DO THIS. Go through the material and pull out every line with the string "name" in it.

[Records from a data source]
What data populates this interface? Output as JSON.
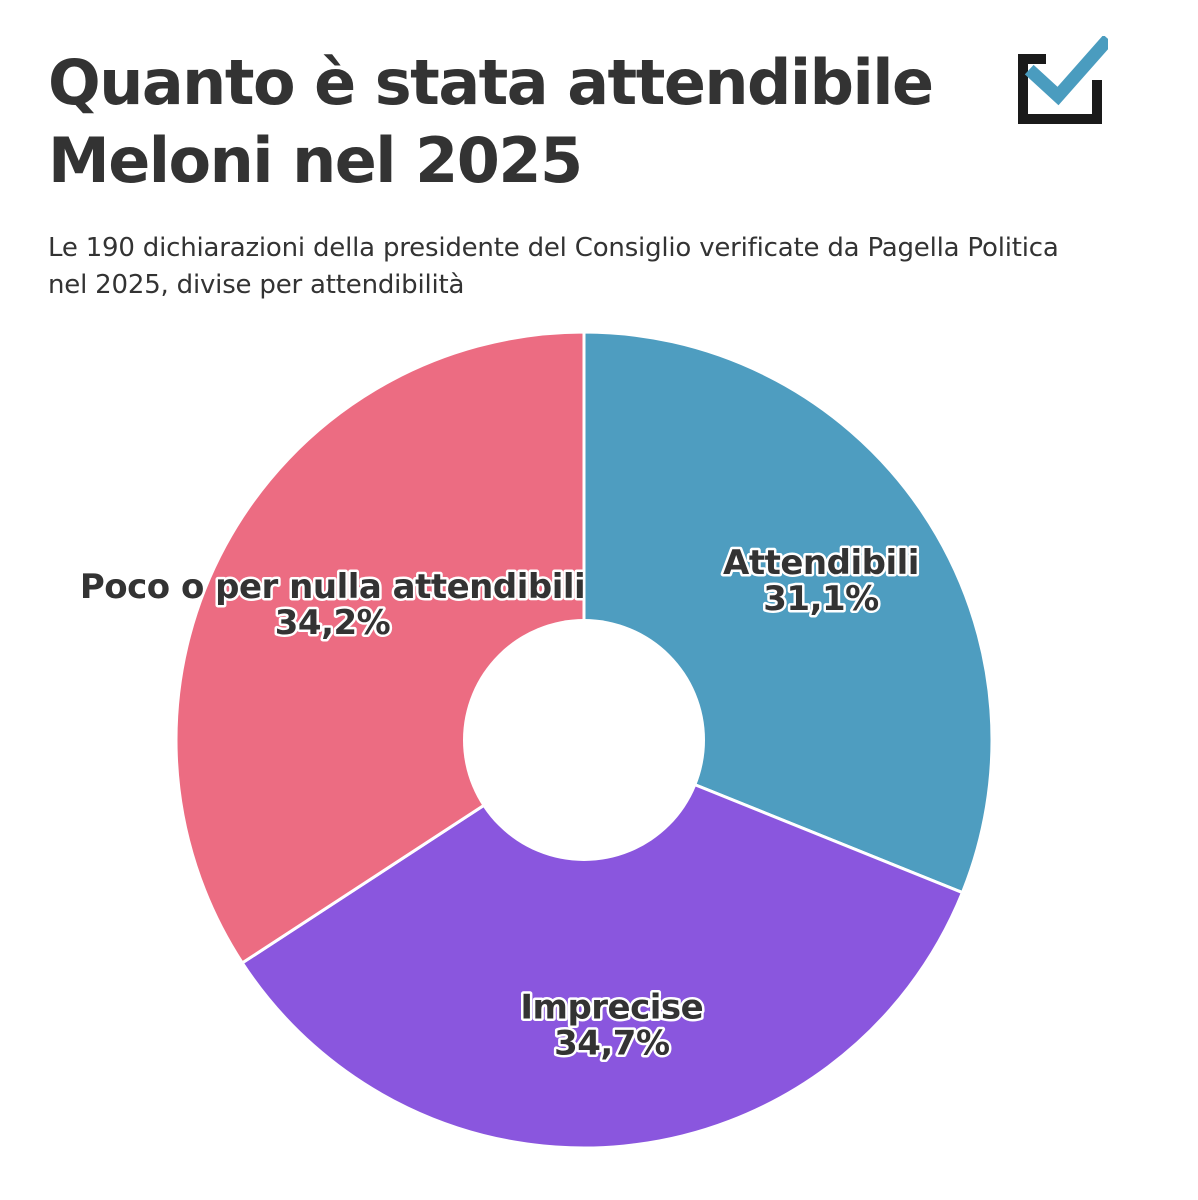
{
  "header": {
    "title": "Quanto è stata attendibile Meloni nel 2025",
    "subtitle": "Le 190 dichiarazioni della presidente del Consiglio verificate da Pagella Politica nel 2025, divise per attendibilità"
  },
  "logo": {
    "icon": "checkbox-check-icon",
    "frame_color": "#1a1a1a",
    "check_color": "#4a9cbf"
  },
  "chart_data": {
    "type": "pie",
    "donut": true,
    "start_angle_deg": 0,
    "direction": "clockwise",
    "slices": [
      {
        "name": "Attendibili",
        "value": 31.1,
        "label": "31,1%",
        "color": "#4e9dc0"
      },
      {
        "name": "Imprecise",
        "value": 34.7,
        "label": "34,7%",
        "color": "#8a56de"
      },
      {
        "name": "Poco o per nulla attendibili",
        "value": 34.2,
        "label": "34,2%",
        "color": "#ec6c82"
      }
    ]
  }
}
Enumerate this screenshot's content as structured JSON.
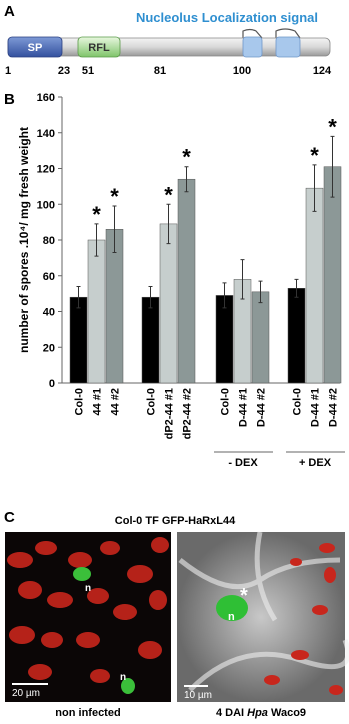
{
  "panel_a": {
    "label": "A",
    "title": "Nucleolus Localization signal",
    "domains": [
      "SP",
      "RFL"
    ],
    "positions": [
      1,
      23,
      51,
      81,
      100,
      124
    ]
  },
  "chart_data": {
    "type": "bar",
    "label": "B",
    "ylabel": "number of spores .10⁴/ mg fresh weight",
    "categories": [
      "Col-0",
      "44 #1",
      "44 #2",
      "Col-0",
      "dP2-44 #1",
      "dP2-44 #2",
      "Col-0",
      "D-44 #1",
      "D-44 #2",
      "Col-0",
      "D-44 #1",
      "D-44 #2"
    ],
    "values": [
      48,
      80,
      86,
      48,
      89,
      114,
      49,
      58,
      51,
      53,
      109,
      121
    ],
    "errors": [
      6,
      9,
      13,
      6,
      11,
      7,
      7,
      11,
      6,
      5,
      13,
      17
    ],
    "colors": [
      "#000000",
      "#c6cecd",
      "#8c9897",
      "#000000",
      "#c6cecd",
      "#8c9897",
      "#000000",
      "#c6cecd",
      "#8c9897",
      "#000000",
      "#c6cecd",
      "#8c9897"
    ],
    "significance_marker": "*",
    "significant": [
      false,
      true,
      true,
      false,
      true,
      true,
      false,
      false,
      false,
      false,
      true,
      true
    ],
    "treatment_labels": [
      "- DEX",
      "+ DEX"
    ],
    "ylim": [
      0,
      160
    ],
    "yticks": [
      0,
      20,
      40,
      60,
      80,
      100,
      120,
      140,
      160
    ]
  },
  "panel_c": {
    "label": "C",
    "title": "Col-0 TF GFP-HaRxL44",
    "nucleus_label": "n",
    "stain_marker": "*",
    "scale_bars": [
      "20 µm",
      "10 µm"
    ],
    "captions": [
      [
        "non infected"
      ],
      [
        "4 DAI ",
        "Hpa",
        " Waco9"
      ]
    ]
  }
}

SOLUTION.
        "name": "Attendibili",
        "name": "Imprecise",
        "name": "Poco o per nulla attendibili",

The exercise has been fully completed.